◆ Short task ◆
Copy the lines holding the word "деревянные", all of them.
***** Task material *****
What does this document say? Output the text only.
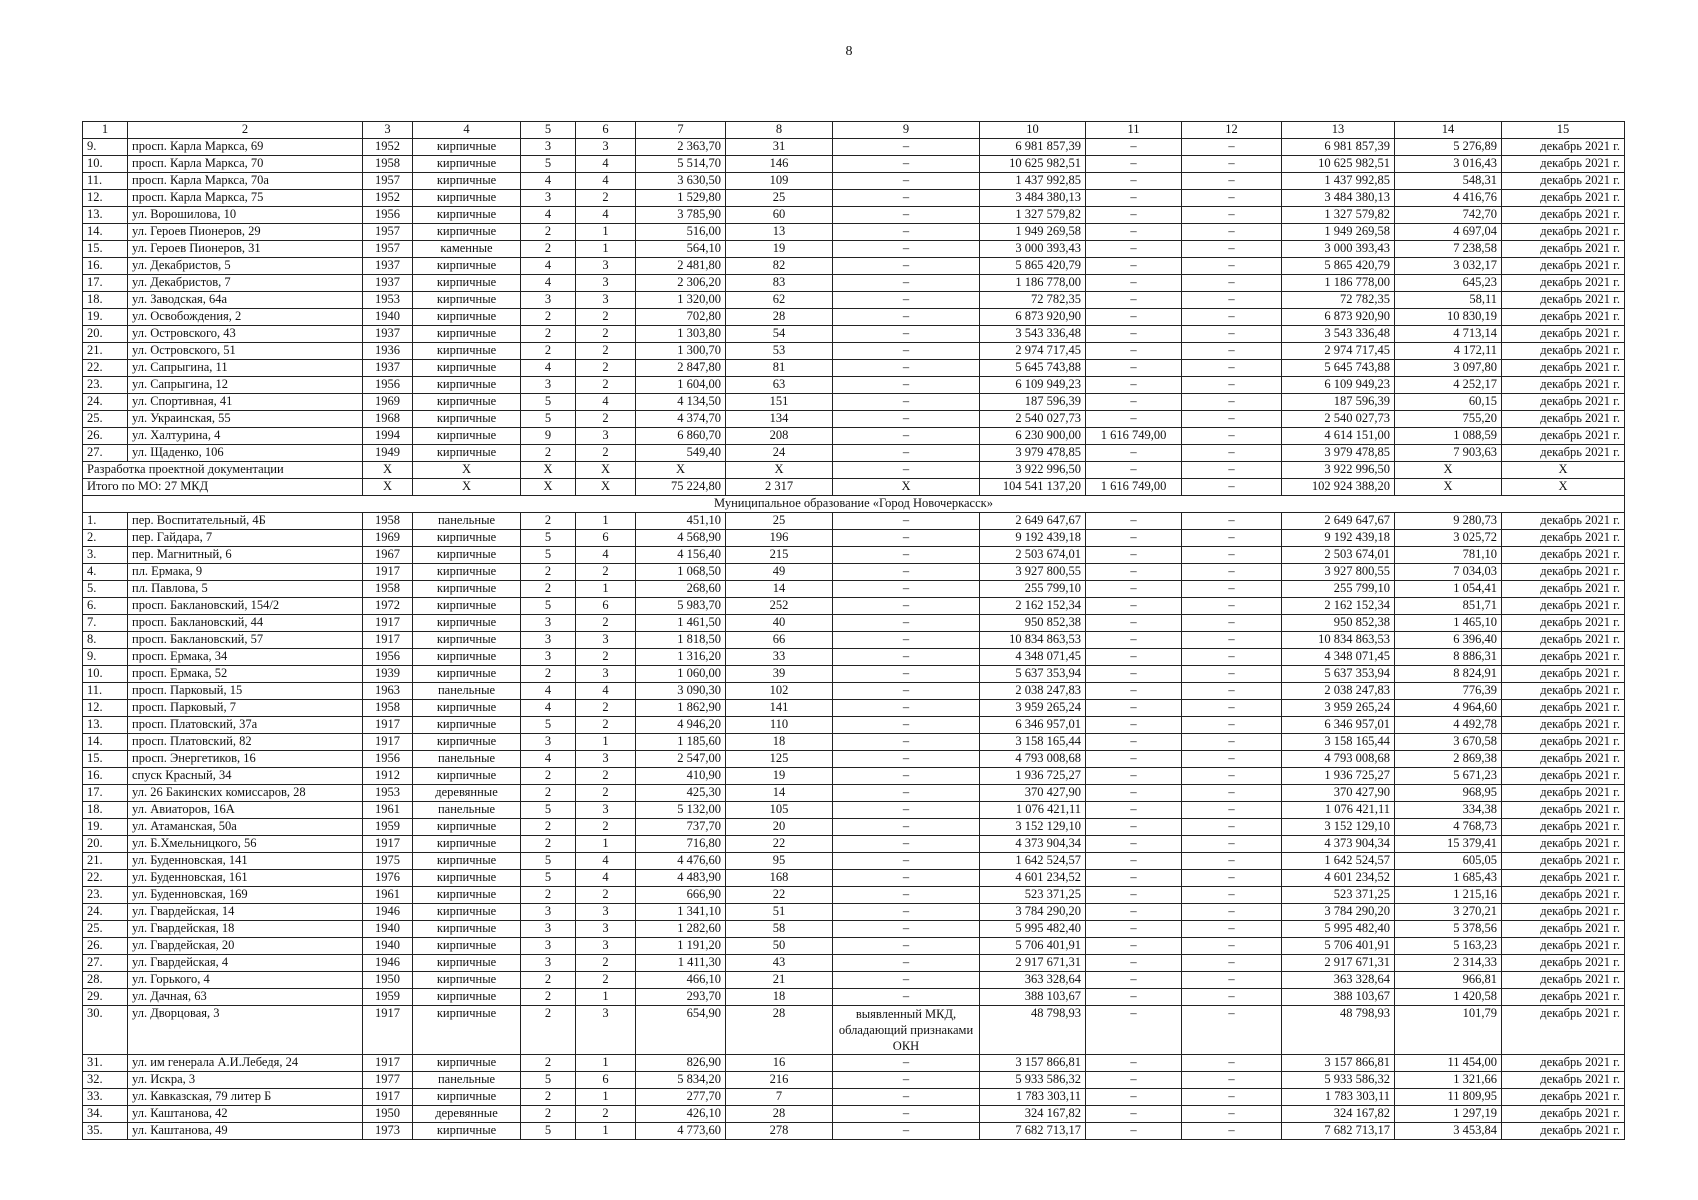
8
1	2	3	4	5	6	7	8	9	10	11	12	13	14	15
9.	просп. Карла Маркса, 69	1952	кирпичные	3	3	2 363,70	31	–	6 981 857,39	–	–	6 981 857,39	5 276,89	декабрь 2021 г.
10.	просп. Карла Маркса, 70	1958	кирпичные	5	4	5 514,70	146	–	10 625 982,51	–	–	10 625 982,51	3 016,43	декабрь 2021 г.
11.	просп. Карла Маркса, 70а	1957	кирпичные	4	4	3 630,50	109	–	1 437 992,85	–	–	1 437 992,85	548,31	декабрь 2021 г.
12.	просп. Карла Маркса, 75	1952	кирпичные	3	2	1 529,80	25	–	3 484 380,13	–	–	3 484 380,13	4 416,76	декабрь 2021 г.
13.	ул. Ворошилова, 10	1956	кирпичные	4	4	3 785,90	60	–	1 327 579,82	–	–	1 327 579,82	742,70	декабрь 2021 г.
14.	ул. Героев Пионеров, 29	1957	кирпичные	2	1	516,00	13	–	1 949 269,58	–	–	1 949 269,58	4 697,04	декабрь 2021 г.
15.	ул. Героев Пионеров, 31	1957	каменные	2	1	564,10	19	–	3 000 393,43	–	–	3 000 393,43	7 238,58	декабрь 2021 г.
16.	ул. Декабристов, 5	1937	кирпичные	4	3	2 481,80	82	–	5 865 420,79	–	–	5 865 420,79	3 032,17	декабрь 2021 г.
17.	ул. Декабристов, 7	1937	кирпичные	4	3	2 306,20	83	–	1 186 778,00	–	–	1 186 778,00	645,23	декабрь 2021 г.
18.	ул. Заводская, 64а	1953	кирпичные	3	3	1 320,00	62	–	72 782,35	–	–	72 782,35	58,11	декабрь 2021 г.
19.	ул. Освобождения, 2	1940	кирпичные	2	2	702,80	28	–	6 873 920,90	–	–	6 873 920,90	10 830,19	декабрь 2021 г.
20.	ул. Островского, 43	1937	кирпичные	2	2	1 303,80	54	–	3 543 336,48	–	–	3 543 336,48	4 713,14	декабрь 2021 г.
21.	ул. Островского, 51	1936	кирпичные	2	2	1 300,70	53	–	2 974 717,45	–	–	2 974 717,45	4 172,11	декабрь 2021 г.
22.	ул. Сапрыгина, 11	1937	кирпичные	4	2	2 847,80	81	–	5 645 743,88	–	–	5 645 743,88	3 097,80	декабрь 2021 г.
23.	ул. Сапрыгина, 12	1956	кирпичные	3	2	1 604,00	63	–	6 109 949,23	–	–	6 109 949,23	4 252,17	декабрь 2021 г.
24.	ул. Спортивная, 41	1969	кирпичные	5	4	4 134,50	151	–	187 596,39	–	–	187 596,39	60,15	декабрь 2021 г.
25.	ул. Украинская, 55	1968	кирпичные	5	2	4 374,70	134	–	2 540 027,73	–	–	2 540 027,73	755,20	декабрь 2021 г.
26.	ул. Халтурина, 4	1994	кирпичные	9	3	6 860,70	208	–	6 230 900,00	1 616 749,00	–	4 614 151,00	1 088,59	декабрь 2021 г.
27.	ул. Щаденко, 106	1949	кирпичные	2	2	549,40	24	–	3 979 478,85	–	–	3 979 478,85	7 903,63	декабрь 2021 г.
Разработка проектной документации		X	X	X	X	X	X	–	3 922 996,50	–	–	3 922 996,50	X	X
Итого по МО: 27 МКД		X	X	X	X	75 224,80	2 317	X	104 541 137,20	1 616 749,00	–	102 924 388,20	X	X
Муниципальное образование «Город Новочеркасск»														
1.	пер. Воспитательный, 4Б	1958	панельные	2	1	451,10	25	–	2 649 647,67	–	–	2 649 647,67	9 280,73	декабрь 2021 г.
2.	пер. Гайдара, 7	1969	кирпичные	5	6	4 568,90	196	–	9 192 439,18	–	–	9 192 439,18	3 025,72	декабрь 2021 г.
3.	пер. Магнитный, 6	1967	кирпичные	5	4	4 156,40	215	–	2 503 674,01	–	–	2 503 674,01	781,10	декабрь 2021 г.
4.	пл. Ермака, 9	1917	кирпичные	2	2	1 068,50	49	–	3 927 800,55	–	–	3 927 800,55	7 034,03	декабрь 2021 г.
5.	пл. Павлова, 5	1958	кирпичные	2	1	268,60	14	–	255 799,10	–	–	255 799,10	1 054,41	декабрь 2021 г.
6.	просп. Баклановский, 154/2	1972	кирпичные	5	6	5 983,70	252	–	2 162 152,34	–	–	2 162 152,34	851,71	декабрь 2021 г.
7.	просп. Баклановский, 44	1917	кирпичные	3	2	1 461,50	40	–	950 852,38	–	–	950 852,38	1 465,10	декабрь 2021 г.
8.	просп. Баклановский, 57	1917	кирпичные	3	3	1 818,50	66	–	10 834 863,53	–	–	10 834 863,53	6 396,40	декабрь 2021 г.
9.	просп. Ермака, 34	1956	кирпичные	3	2	1 316,20	33	–	4 348 071,45	–	–	4 348 071,45	8 886,31	декабрь 2021 г.
10.	просп. Ермака, 52	1939	кирпичные	2	3	1 060,00	39	–	5 637 353,94	–	–	5 637 353,94	8 824,91	декабрь 2021 г.
11.	просп. Парковый, 15	1963	панельные	4	4	3 090,30	102	–	2 038 247,83	–	–	2 038 247,83	776,39	декабрь 2021 г.
12.	просп. Парковый, 7	1958	кирпичные	4	2	1 862,90	141	–	3 959 265,24	–	–	3 959 265,24	4 964,60	декабрь 2021 г.
13.	просп. Платовский, 37а	1917	кирпичные	5	2	4 946,20	110	–	6 346 957,01	–	–	6 346 957,01	4 492,78	декабрь 2021 г.
14.	просп. Платовский, 82	1917	кирпичные	3	1	1 185,60	18	–	3 158 165,44	–	–	3 158 165,44	3 670,58	декабрь 2021 г.
15.	просп. Энергетиков, 16	1956	панельные	4	3	2 547,00	125	–	4 793 008,68	–	–	4 793 008,68	2 869,38	декабрь 2021 г.
16.	спуск Красный, 34	1912	кирпичные	2	2	410,90	19	–	1 936 725,27	–	–	1 936 725,27	5 671,23	декабрь 2021 г.
17.	ул. 26 Бакинских комиссаров, 28	1953	деревянные	2	2	425,30	14	–	370 427,90	–	–	370 427,90	968,95	декабрь 2021 г.
18.	ул. Авиаторов, 16А	1961	панельные	5	3	5 132,00	105	–	1 076 421,11	–	–	1 076 421,11	334,38	декабрь 2021 г.
19.	ул. Атаманская, 50а	1959	кирпичные	2	2	737,70	20	–	3 152 129,10	–	–	3 152 129,10	4 768,73	декабрь 2021 г.
20.	ул. Б.Хмельницкого, 56	1917	кирпичные	2	1	716,80	22	–	4 373 904,34	–	–	4 373 904,34	15 379,41	декабрь 2021 г.
21.	ул. Буденновская, 141	1975	кирпичные	5	4	4 476,60	95	–	1 642 524,57	–	–	1 642 524,57	605,05	декабрь 2021 г.
22.	ул. Буденновская, 161	1976	кирпичные	5	4	4 483,90	168	–	4 601 234,52	–	–	4 601 234,52	1 685,43	декабрь 2021 г.
23.	ул. Буденновская, 169	1961	кирпичные	2	2	666,90	22	–	523 371,25	–	–	523 371,25	1 215,16	декабрь 2021 г.
24.	ул. Гвардейская, 14	1946	кирпичные	3	3	1 341,10	51	–	3 784 290,20	–	–	3 784 290,20	3 270,21	декабрь 2021 г.
25.	ул. Гвардейская, 18	1940	кирпичные	3	3	1 282,60	58	–	5 995 482,40	–	–	5 995 482,40	5 378,56	декабрь 2021 г.
26.	ул. Гвардейская, 20	1940	кирпичные	3	3	1 191,20	50	–	5 706 401,91	–	–	5 706 401,91	5 163,23	декабрь 2021 г.
27.	ул. Гвардейская, 4	1946	кирпичные	3	2	1 411,30	43	–	2 917 671,31	–	–	2 917 671,31	2 314,33	декабрь 2021 г.
28.	ул. Горького, 4	1950	кирпичные	2	2	466,10	21	–	363 328,64	–	–	363 328,64	966,81	декабрь 2021 г.
29.	ул. Дачная, 63	1959	кирпичные	2	1	293,70	18	–	388 103,67	–	–	388 103,67	1 420,58	декабрь 2021 г.
30.	ул. Дворцовая, 3	1917	кирпичные	2	3	654,90	28	выявленный МКД, обладающий признаками ОКН	48 798,93	–	–	48 798,93	101,79	декабрь 2021 г.
31.	ул. им генерала А.И.Лебедя, 24	1917	кирпичные	2	1	826,90	16	–	3 157 866,81	–	–	3 157 866,81	11 454,00	декабрь 2021 г.
32.	ул. Искра, 3	1977	панельные	5	6	5 834,20	216	–	5 933 586,32	–	–	5 933 586,32	1 321,66	декабрь 2021 г.
33.	ул. Кавказская, 79 литер Б	1917	кирпичные	2	1	277,70	7	–	1 783 303,11	–	–	1 783 303,11	11 809,95	декабрь 2021 г.
34.	ул. Каштанова, 42	1950	деревянные	2	2	426,10	28	–	324 167,82	–	–	324 167,82	1 297,19	декабрь 2021 г.
35.	ул. Каштанова, 49	1973	кирпичные	5	1	4 773,60	278	–	7 682 713,17	–	–	7 682 713,17	3 453,84	декабрь 2021 г.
*****
◆ Answer in full ◆
17.	ул. 26 Бакинских комиссаров, 28	1953	деревянные	2	2	425,30	14	–	370 427,90	–	–	370 427,90	968,95	декабрь 2021 г.
34.	ул. Каштанова, 42	1950	деревянные	2	2	426,10	28	–	324 167,82	–	–	324 167,82	1 297,19	декабрь 2021 г.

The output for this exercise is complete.